### THE REQUEST
Check each line of the data below for the word "JSON", then extract the ones that have it.

======== GIVEN RECORDS ========

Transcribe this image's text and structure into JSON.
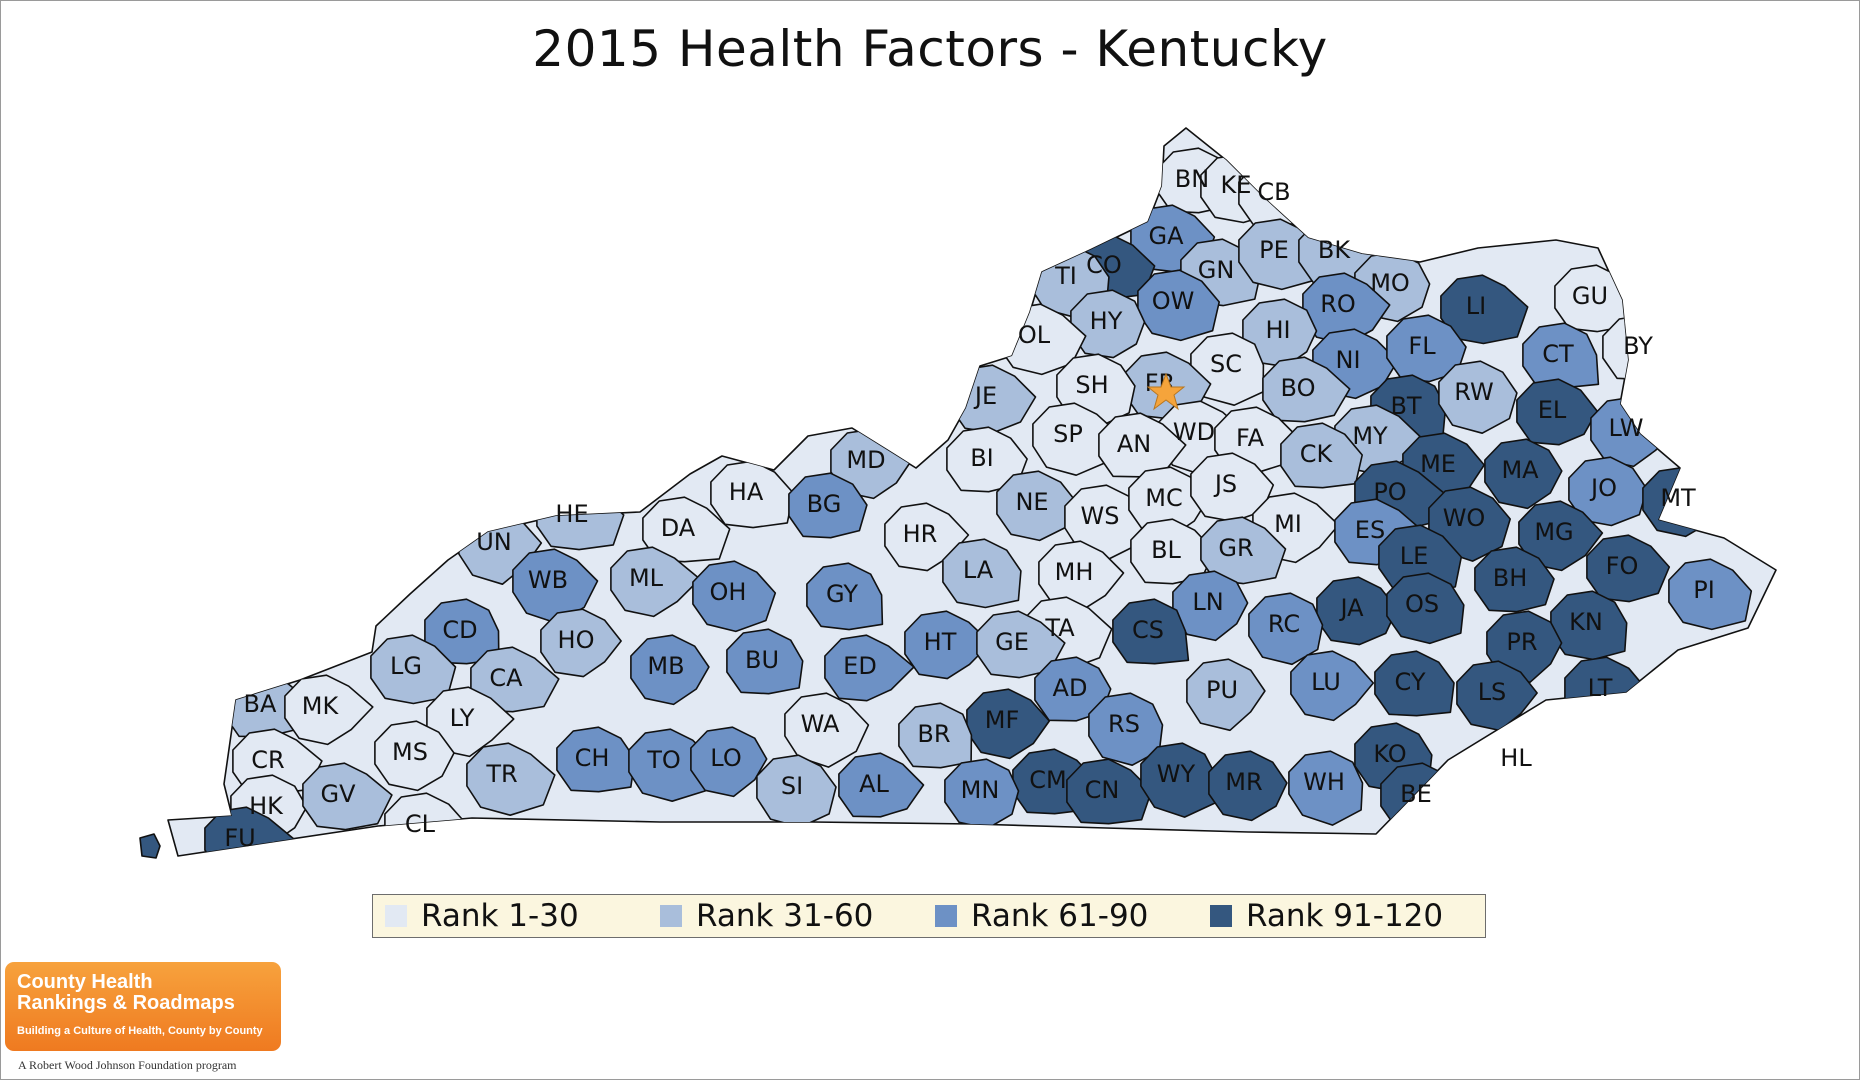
{
  "title": "2015 Health Factors - Kentucky",
  "colors": {
    "rank1": "#e2e9f3",
    "rank2": "#a9bedb",
    "rank3": "#6d91c5",
    "rank4": "#34577f",
    "star": "#f5a43b"
  },
  "legend": [
    {
      "label": "Rank 1-30",
      "color": "#e2e9f3"
    },
    {
      "label": "Rank 31-60",
      "color": "#a9bedb"
    },
    {
      "label": "Rank 61-90",
      "color": "#6d91c5"
    },
    {
      "label": "Rank 91-120",
      "color": "#34577f"
    }
  ],
  "counties": [
    {
      "label": "BN",
      "rank_group": 1
    },
    {
      "label": "KE",
      "rank_group": 1
    },
    {
      "label": "CB",
      "rank_group": 1
    },
    {
      "label": "GA",
      "rank_group": 3
    },
    {
      "label": "CO",
      "rank_group": 4
    },
    {
      "label": "TI",
      "rank_group": 2
    },
    {
      "label": "GN",
      "rank_group": 2
    },
    {
      "label": "PE",
      "rank_group": 2
    },
    {
      "label": "BK",
      "rank_group": 2
    },
    {
      "label": "MO",
      "rank_group": 2
    },
    {
      "label": "LI",
      "rank_group": 4
    },
    {
      "label": "GU",
      "rank_group": 1
    },
    {
      "label": "BY",
      "rank_group": 1
    },
    {
      "label": "OW",
      "rank_group": 3
    },
    {
      "label": "RO",
      "rank_group": 3
    },
    {
      "label": "HY",
      "rank_group": 2
    },
    {
      "label": "OL",
      "rank_group": 1
    },
    {
      "label": "HI",
      "rank_group": 2
    },
    {
      "label": "NI",
      "rank_group": 3
    },
    {
      "label": "FL",
      "rank_group": 3
    },
    {
      "label": "CT",
      "rank_group": 3
    },
    {
      "label": "SC",
      "rank_group": 1
    },
    {
      "label": "FR",
      "rank_group": 2
    },
    {
      "label": "SH",
      "rank_group": 1
    },
    {
      "label": "JE",
      "rank_group": 2
    },
    {
      "label": "BO",
      "rank_group": 2
    },
    {
      "label": "BT",
      "rank_group": 4
    },
    {
      "label": "RW",
      "rank_group": 2
    },
    {
      "label": "EL",
      "rank_group": 4
    },
    {
      "label": "LW",
      "rank_group": 3
    },
    {
      "label": "MD",
      "rank_group": 2
    },
    {
      "label": "SP",
      "rank_group": 1
    },
    {
      "label": "WD",
      "rank_group": 1
    },
    {
      "label": "FA",
      "rank_group": 1
    },
    {
      "label": "MY",
      "rank_group": 2
    },
    {
      "label": "BI",
      "rank_group": 1
    },
    {
      "label": "AN",
      "rank_group": 1
    },
    {
      "label": "CK",
      "rank_group": 2
    },
    {
      "label": "ME",
      "rank_group": 4
    },
    {
      "label": "MA",
      "rank_group": 4
    },
    {
      "label": "HA",
      "rank_group": 1
    },
    {
      "label": "PO",
      "rank_group": 4
    },
    {
      "label": "JO",
      "rank_group": 3
    },
    {
      "label": "MT",
      "rank_group": 4
    },
    {
      "label": "HE",
      "rank_group": 2
    },
    {
      "label": "DA",
      "rank_group": 1
    },
    {
      "label": "BG",
      "rank_group": 3
    },
    {
      "label": "HR",
      "rank_group": 1
    },
    {
      "label": "NE",
      "rank_group": 2
    },
    {
      "label": "WS",
      "rank_group": 1
    },
    {
      "label": "MC",
      "rank_group": 1
    },
    {
      "label": "JS",
      "rank_group": 1
    },
    {
      "label": "MI",
      "rank_group": 1
    },
    {
      "label": "WO",
      "rank_group": 4
    },
    {
      "label": "ES",
      "rank_group": 3
    },
    {
      "label": "UN",
      "rank_group": 2
    },
    {
      "label": "MG",
      "rank_group": 4
    },
    {
      "label": "BL",
      "rank_group": 1
    },
    {
      "label": "GR",
      "rank_group": 2
    },
    {
      "label": "LE",
      "rank_group": 4
    },
    {
      "label": "FO",
      "rank_group": 4
    },
    {
      "label": "PI",
      "rank_group": 3
    },
    {
      "label": "WB",
      "rank_group": 3
    },
    {
      "label": "ML",
      "rank_group": 2
    },
    {
      "label": "LA",
      "rank_group": 2
    },
    {
      "label": "MH",
      "rank_group": 1
    },
    {
      "label": "BH",
      "rank_group": 4
    },
    {
      "label": "OH",
      "rank_group": 3
    },
    {
      "label": "GY",
      "rank_group": 3
    },
    {
      "label": "CD",
      "rank_group": 3
    },
    {
      "label": "LN",
      "rank_group": 3
    },
    {
      "label": "JA",
      "rank_group": 4
    },
    {
      "label": "OS",
      "rank_group": 4
    },
    {
      "label": "KN",
      "rank_group": 4
    },
    {
      "label": "HO",
      "rank_group": 2
    },
    {
      "label": "TA",
      "rank_group": 1
    },
    {
      "label": "CS",
      "rank_group": 4
    },
    {
      "label": "RC",
      "rank_group": 3
    },
    {
      "label": "HT",
      "rank_group": 3
    },
    {
      "label": "GE",
      "rank_group": 2
    },
    {
      "label": "PR",
      "rank_group": 4
    },
    {
      "label": "LG",
      "rank_group": 2
    },
    {
      "label": "MB",
      "rank_group": 3
    },
    {
      "label": "BU",
      "rank_group": 3
    },
    {
      "label": "ED",
      "rank_group": 3
    },
    {
      "label": "CA",
      "rank_group": 2
    },
    {
      "label": "CY",
      "rank_group": 4
    },
    {
      "label": "LS",
      "rank_group": 4
    },
    {
      "label": "LT",
      "rank_group": 4
    },
    {
      "label": "AD",
      "rank_group": 3
    },
    {
      "label": "PU",
      "rank_group": 2
    },
    {
      "label": "LU",
      "rank_group": 3
    },
    {
      "label": "BA",
      "rank_group": 2
    },
    {
      "label": "MK",
      "rank_group": 1
    },
    {
      "label": "LY",
      "rank_group": 1
    },
    {
      "label": "WA",
      "rank_group": 1
    },
    {
      "label": "MF",
      "rank_group": 4
    },
    {
      "label": "RS",
      "rank_group": 3
    },
    {
      "label": "BR",
      "rank_group": 2
    },
    {
      "label": "CR",
      "rank_group": 1
    },
    {
      "label": "MS",
      "rank_group": 1
    },
    {
      "label": "CH",
      "rank_group": 3
    },
    {
      "label": "TO",
      "rank_group": 3
    },
    {
      "label": "LO",
      "rank_group": 3
    },
    {
      "label": "KO",
      "rank_group": 4
    },
    {
      "label": "HL",
      "rank_group": 4
    },
    {
      "label": "TR",
      "rank_group": 2
    },
    {
      "label": "SI",
      "rank_group": 2
    },
    {
      "label": "AL",
      "rank_group": 3
    },
    {
      "label": "CM",
      "rank_group": 4
    },
    {
      "label": "CN",
      "rank_group": 4
    },
    {
      "label": "WY",
      "rank_group": 4
    },
    {
      "label": "MR",
      "rank_group": 4
    },
    {
      "label": "WH",
      "rank_group": 3
    },
    {
      "label": "BE",
      "rank_group": 4
    },
    {
      "label": "MN",
      "rank_group": 3
    },
    {
      "label": "HK",
      "rank_group": 1
    },
    {
      "label": "GV",
      "rank_group": 2
    },
    {
      "label": "CL",
      "rank_group": 1
    },
    {
      "label": "FU",
      "rank_group": 4
    }
  ],
  "logo": {
    "title": "County Health\nRankings & Roadmaps",
    "tagline": "Building a Culture of Health, County by County",
    "sponsor": "A Robert Wood Johnson Foundation program"
  }
}
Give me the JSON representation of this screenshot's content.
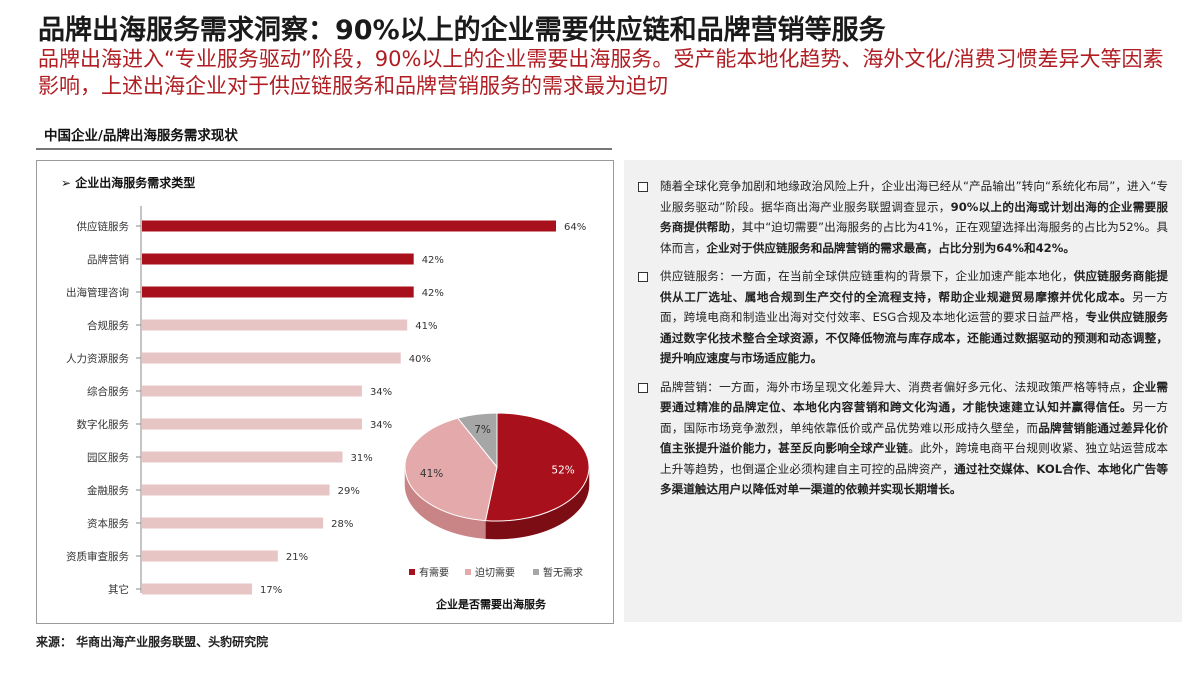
{
  "header": {
    "title": "品牌出海服务需求洞察：90%以上的企业需要供应链和品牌营销等服务",
    "subtitle": "品牌出海进入“专业服务驱动”阶段，90%以上的企业需要出海服务。受产能本地化趋势、海外文化/消费习惯差异大等因素影响，上述出海企业对于供应链服务和品牌营销服务的需求最为迫切"
  },
  "section_title": "中国企业/品牌出海服务需求现状",
  "chart_data": [
    {
      "type": "bar",
      "orientation": "horizontal",
      "title": "➢ 企业出海服务需求类型",
      "categories": [
        "供应链服务",
        "品牌营销",
        "出海管理咨询",
        "合规服务",
        "人力资源服务",
        "综合服务",
        "数字化服务",
        "园区服务",
        "金融服务",
        "资本服务",
        "资质审查服务",
        "其它"
      ],
      "values": [
        64,
        42,
        42,
        41,
        40,
        34,
        34,
        31,
        29,
        28,
        21,
        17
      ],
      "value_labels": [
        "64%",
        "42%",
        "42%",
        "41%",
        "40%",
        "34%",
        "34%",
        "31%",
        "29%",
        "28%",
        "21%",
        "17%"
      ],
      "highlight_count": 3,
      "xlim": [
        0,
        64
      ],
      "colors": {
        "highlight": "#a8111b",
        "normal": "#e8c5c5"
      }
    },
    {
      "type": "pie",
      "title": "企业是否需要出海服务",
      "slices": [
        {
          "label": "有需要",
          "value": 52,
          "text": "52%",
          "color": "#a8111b",
          "side": "#7c0d14"
        },
        {
          "label": "迫切需要",
          "value": 41,
          "text": "41%",
          "color": "#e4a9ab",
          "side": "#c98486"
        },
        {
          "label": "暂无需求",
          "value": 7,
          "text": "7%",
          "color": "#a6a6a6",
          "side": "#7f7f7f"
        }
      ],
      "legend_position": "bottom"
    }
  ],
  "right_panel": {
    "bullets": [
      {
        "segments": [
          {
            "text": "随着全球化竞争加剧和地缘政治风险上升，企业出海已经从“产品输出”转向“系统化布局”，进入“专业服务驱动”阶段。据华商出海产业服务联盟调查显示，",
            "bold": false
          },
          {
            "text": "90%以上的出海或计划出海的企业需要服务商提供帮助",
            "bold": true
          },
          {
            "text": "，其中“迫切需要”出海服务的占比为41%，正在观望选择出海服务的占比为52%。具体而言，",
            "bold": false
          },
          {
            "text": "企业对于供应链服务和品牌营销的需求最高，占比分别为64%和42%。",
            "bold": true
          }
        ]
      },
      {
        "segments": [
          {
            "text": "供应链服务：一方面，在当前全球供应链重构的背景下，企业加速产能本地化，",
            "bold": false
          },
          {
            "text": "供应链服务商能提供从工厂选址、属地合规到生产交付的全流程支持，帮助企业规避贸易摩擦并优化成本。",
            "bold": true
          },
          {
            "text": "另一方面，跨境电商和制造业出海对交付效率、ESG合规及本地化运营的要求日益严格，",
            "bold": false
          },
          {
            "text": "专业供应链服务通过数字化技术整合全球资源，不仅降低物流与库存成本，还能通过数据驱动的预测和动态调整，提升响应速度与市场适应能力。",
            "bold": true
          }
        ]
      },
      {
        "segments": [
          {
            "text": "品牌营销：一方面，海外市场呈现文化差异大、消费者偏好多元化、法规政策严格等特点，",
            "bold": false
          },
          {
            "text": "企业需要通过精准的品牌定位、本地化内容营销和跨文化沟通，才能快速建立认知并赢得信任。",
            "bold": true
          },
          {
            "text": "另一方面，国际市场竞争激烈，单纯依靠低价或产品优势难以形成持久壁垒，而",
            "bold": false
          },
          {
            "text": "品牌营销能通过差异化价值主张提升溢价能力，甚至反向影响全球产业链",
            "bold": true
          },
          {
            "text": "。此外，跨境电商平台规则收紧、独立站运营成本上升等趋势，也倒逼企业必须构建自主可控的品牌资产，",
            "bold": false
          },
          {
            "text": "通过社交媒体、KOL合作、本地化广告等多渠道触达用户以降低对单一渠道的依赖并实现长期增长。",
            "bold": true
          }
        ]
      }
    ]
  },
  "source": "来源： 华商出海产业服务联盟、头豹研究院"
}
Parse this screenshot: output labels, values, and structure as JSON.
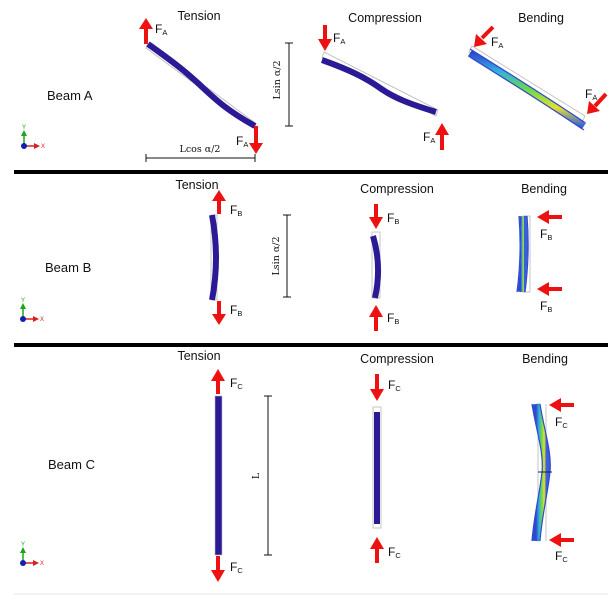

========

### THE OUTPUT
Transcribe this image's text and structure into JSON.
Give me the JSON representation of this screenshot's content.
Parse this screenshot: output labels, values, and structure as JSON.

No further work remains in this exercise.